(Goal): Among the lines below, count those with "value". Give only the number.

(Provided records):
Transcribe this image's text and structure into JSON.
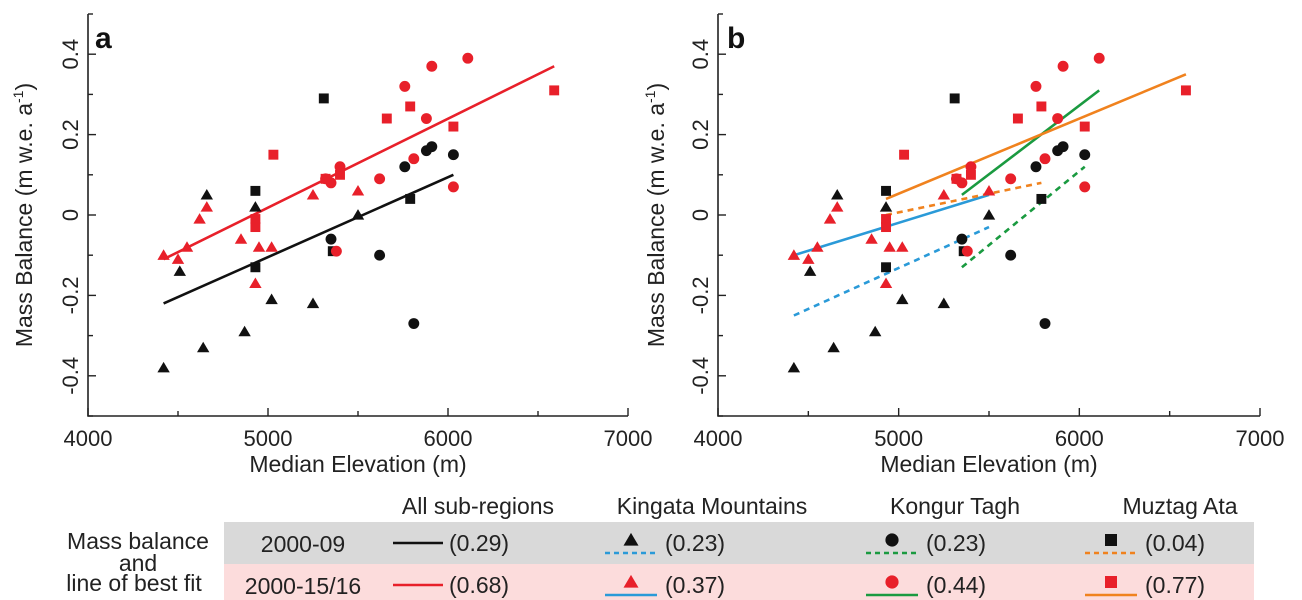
{
  "chart_data": [
    {
      "panel_label": "a",
      "type": "scatter",
      "xlabel": "Median Elevation (m)",
      "ylabel": "Mass Balance (m w.e. a",
      "ylabel_sup": "-1",
      "ylabel_close": ")",
      "xlim": [
        4000,
        7000
      ],
      "ylim": [
        -0.5,
        0.5
      ],
      "xticks": [
        4000,
        5000,
        6000,
        7000
      ],
      "yticks": [
        -0.4,
        -0.2,
        0,
        0.2,
        0.4
      ],
      "yticklabels": [
        "-0.4",
        "-0.2",
        "0",
        "0.2",
        "0.4"
      ],
      "series": [
        {
          "region": "Kingata Mountains",
          "period": "2000-09",
          "marker": "triangle",
          "color": "#111111",
          "points": [
            [
              4420,
              -0.38
            ],
            [
              4510,
              -0.14
            ],
            [
              4640,
              -0.33
            ],
            [
              4660,
              0.05
            ],
            [
              4870,
              -0.29
            ],
            [
              4930,
              0.02
            ],
            [
              5020,
              -0.21
            ],
            [
              5250,
              -0.22
            ],
            [
              5500,
              0.0
            ]
          ]
        },
        {
          "region": "Kongur Tagh",
          "period": "2000-09",
          "marker": "circle",
          "color": "#111111",
          "points": [
            [
              5350,
              -0.06
            ],
            [
              5620,
              -0.1
            ],
            [
              5760,
              0.12
            ],
            [
              5810,
              -0.27
            ],
            [
              5880,
              0.16
            ],
            [
              5910,
              0.17
            ],
            [
              6030,
              0.15
            ]
          ]
        },
        {
          "region": "Muztag Ata",
          "period": "2000-09",
          "marker": "square",
          "color": "#111111",
          "points": [
            [
              4930,
              0.06
            ],
            [
              4930,
              -0.13
            ],
            [
              5310,
              0.29
            ],
            [
              5360,
              -0.09
            ],
            [
              5790,
              0.04
            ]
          ]
        },
        {
          "region": "Kingata Mountains",
          "period": "2000-15/16",
          "marker": "triangle",
          "color": "#e8202a",
          "points": [
            [
              4420,
              -0.1
            ],
            [
              4500,
              -0.11
            ],
            [
              4550,
              -0.08
            ],
            [
              4620,
              -0.01
            ],
            [
              4660,
              0.02
            ],
            [
              4850,
              -0.06
            ],
            [
              4930,
              -0.17
            ],
            [
              4950,
              -0.08
            ],
            [
              5020,
              -0.08
            ],
            [
              5250,
              0.05
            ],
            [
              5500,
              0.06
            ]
          ]
        },
        {
          "region": "Kongur Tagh",
          "period": "2000-15/16",
          "marker": "circle",
          "color": "#e8202a",
          "points": [
            [
              5320,
              0.09
            ],
            [
              5350,
              0.08
            ],
            [
              5380,
              -0.09
            ],
            [
              5400,
              0.12
            ],
            [
              5620,
              0.09
            ],
            [
              5760,
              0.32
            ],
            [
              5810,
              0.14
            ],
            [
              5880,
              0.24
            ],
            [
              5910,
              0.37
            ],
            [
              6030,
              0.07
            ],
            [
              6110,
              0.39
            ]
          ]
        },
        {
          "region": "Muztag Ata",
          "period": "2000-15/16",
          "marker": "square",
          "color": "#e8202a",
          "points": [
            [
              4930,
              -0.01
            ],
            [
              4930,
              -0.03
            ],
            [
              5030,
              0.15
            ],
            [
              5320,
              0.09
            ],
            [
              5400,
              0.1
            ],
            [
              5660,
              0.24
            ],
            [
              5790,
              0.27
            ],
            [
              6030,
              0.22
            ],
            [
              6590,
              0.31
            ]
          ]
        }
      ],
      "fit_lines": [
        {
          "name": "All sub-regions 2000-09",
          "color": "#111111",
          "dash": false,
          "x": [
            4420,
            6030
          ],
          "y": [
            -0.22,
            0.1
          ]
        },
        {
          "name": "All sub-regions 2000-15/16",
          "color": "#e8202a",
          "dash": false,
          "x": [
            4420,
            6590
          ],
          "y": [
            -0.11,
            0.37
          ]
        }
      ]
    },
    {
      "panel_label": "b",
      "type": "scatter",
      "xlabel": "Median Elevation (m)",
      "ylabel": "Mass Balance (m w.e. a",
      "ylabel_sup": "-1",
      "ylabel_close": ")",
      "xlim": [
        4000,
        7000
      ],
      "ylim": [
        -0.5,
        0.5
      ],
      "xticks": [
        4000,
        5000,
        6000,
        7000
      ],
      "yticks": [
        -0.4,
        -0.2,
        0,
        0.2,
        0.4
      ],
      "yticklabels": [
        "-0.4",
        "-0.2",
        "0",
        "0.2",
        "0.4"
      ],
      "series": [
        {
          "region": "Kingata Mountains",
          "period": "2000-09",
          "marker": "triangle",
          "color": "#111111",
          "points": [
            [
              4420,
              -0.38
            ],
            [
              4510,
              -0.14
            ],
            [
              4640,
              -0.33
            ],
            [
              4660,
              0.05
            ],
            [
              4870,
              -0.29
            ],
            [
              4930,
              0.02
            ],
            [
              5020,
              -0.21
            ],
            [
              5250,
              -0.22
            ],
            [
              5500,
              0.0
            ]
          ]
        },
        {
          "region": "Kongur Tagh",
          "period": "2000-09",
          "marker": "circle",
          "color": "#111111",
          "points": [
            [
              5350,
              -0.06
            ],
            [
              5620,
              -0.1
            ],
            [
              5760,
              0.12
            ],
            [
              5810,
              -0.27
            ],
            [
              5880,
              0.16
            ],
            [
              5910,
              0.17
            ],
            [
              6030,
              0.15
            ]
          ]
        },
        {
          "region": "Muztag Ata",
          "period": "2000-09",
          "marker": "square",
          "color": "#111111",
          "points": [
            [
              4930,
              0.06
            ],
            [
              4930,
              -0.13
            ],
            [
              5310,
              0.29
            ],
            [
              5360,
              -0.09
            ],
            [
              5790,
              0.04
            ]
          ]
        },
        {
          "region": "Kingata Mountains",
          "period": "2000-15/16",
          "marker": "triangle",
          "color": "#e8202a",
          "points": [
            [
              4420,
              -0.1
            ],
            [
              4500,
              -0.11
            ],
            [
              4550,
              -0.08
            ],
            [
              4620,
              -0.01
            ],
            [
              4660,
              0.02
            ],
            [
              4850,
              -0.06
            ],
            [
              4930,
              -0.17
            ],
            [
              4950,
              -0.08
            ],
            [
              5020,
              -0.08
            ],
            [
              5250,
              0.05
            ],
            [
              5500,
              0.06
            ]
          ]
        },
        {
          "region": "Kongur Tagh",
          "period": "2000-15/16",
          "marker": "circle",
          "color": "#e8202a",
          "points": [
            [
              5320,
              0.09
            ],
            [
              5350,
              0.08
            ],
            [
              5380,
              -0.09
            ],
            [
              5400,
              0.12
            ],
            [
              5620,
              0.09
            ],
            [
              5760,
              0.32
            ],
            [
              5810,
              0.14
            ],
            [
              5880,
              0.24
            ],
            [
              5910,
              0.37
            ],
            [
              6030,
              0.07
            ],
            [
              6110,
              0.39
            ]
          ]
        },
        {
          "region": "Muztag Ata",
          "period": "2000-15/16",
          "marker": "square",
          "color": "#e8202a",
          "points": [
            [
              4930,
              -0.01
            ],
            [
              4930,
              -0.03
            ],
            [
              5030,
              0.15
            ],
            [
              5320,
              0.09
            ],
            [
              5400,
              0.1
            ],
            [
              5660,
              0.24
            ],
            [
              5790,
              0.27
            ],
            [
              6030,
              0.22
            ],
            [
              6590,
              0.31
            ]
          ]
        }
      ],
      "fit_lines": [
        {
          "name": "Kingata Mountains 2000-09",
          "color": "#2a9ad8",
          "dash": true,
          "x": [
            4420,
            5500
          ],
          "y": [
            -0.25,
            -0.03
          ]
        },
        {
          "name": "Kingata Mountains 2000-15/16",
          "color": "#2a9ad8",
          "dash": false,
          "x": [
            4420,
            5500
          ],
          "y": [
            -0.1,
            0.05
          ]
        },
        {
          "name": "Kongur Tagh 2000-09",
          "color": "#1a9a40",
          "dash": true,
          "x": [
            5350,
            6030
          ],
          "y": [
            -0.13,
            0.12
          ]
        },
        {
          "name": "Kongur Tagh 2000-15/16",
          "color": "#1a9a40",
          "dash": false,
          "x": [
            5350,
            6110
          ],
          "y": [
            0.05,
            0.31
          ]
        },
        {
          "name": "Muztag Ata 2000-09",
          "color": "#f0821e",
          "dash": true,
          "x": [
            4930,
            5790
          ],
          "y": [
            0.0,
            0.08
          ]
        },
        {
          "name": "Muztag Ata 2000-15/16",
          "color": "#f0821e",
          "dash": false,
          "x": [
            4930,
            6590
          ],
          "y": [
            0.04,
            0.35
          ]
        }
      ]
    }
  ],
  "legend": {
    "row_label_line1": "Mass balance",
    "row_label_line2": "and",
    "row_label_line3": "line of best fit",
    "headers": [
      "All sub-regions",
      "Kingata Mountains",
      "Kongur Tagh",
      "Muztag Ata"
    ],
    "rows": [
      {
        "period": "2000-09",
        "bg": "#d9d9d9",
        "entries": [
          {
            "marker": "none",
            "marker_color": "#111111",
            "line_color": "#111111",
            "dash": false,
            "value": "(0.29)"
          },
          {
            "marker": "triangle",
            "marker_color": "#111111",
            "line_color": "#2a9ad8",
            "dash": true,
            "value": "(0.23)"
          },
          {
            "marker": "circle",
            "marker_color": "#111111",
            "line_color": "#1a9a40",
            "dash": true,
            "value": "(0.23)"
          },
          {
            "marker": "square",
            "marker_color": "#111111",
            "line_color": "#f0821e",
            "dash": true,
            "value": "(0.04)"
          }
        ]
      },
      {
        "period": "2000-15/16",
        "bg": "#fcdcdc",
        "entries": [
          {
            "marker": "none",
            "marker_color": "#e8202a",
            "line_color": "#e8202a",
            "dash": false,
            "value": "(0.68)"
          },
          {
            "marker": "triangle",
            "marker_color": "#e8202a",
            "line_color": "#2a9ad8",
            "dash": false,
            "value": "(0.37)"
          },
          {
            "marker": "circle",
            "marker_color": "#e8202a",
            "line_color": "#1a9a40",
            "dash": false,
            "value": "(0.44)"
          },
          {
            "marker": "square",
            "marker_color": "#e8202a",
            "line_color": "#f0821e",
            "dash": false,
            "value": "(0.77)"
          }
        ]
      }
    ]
  }
}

(Final result): 8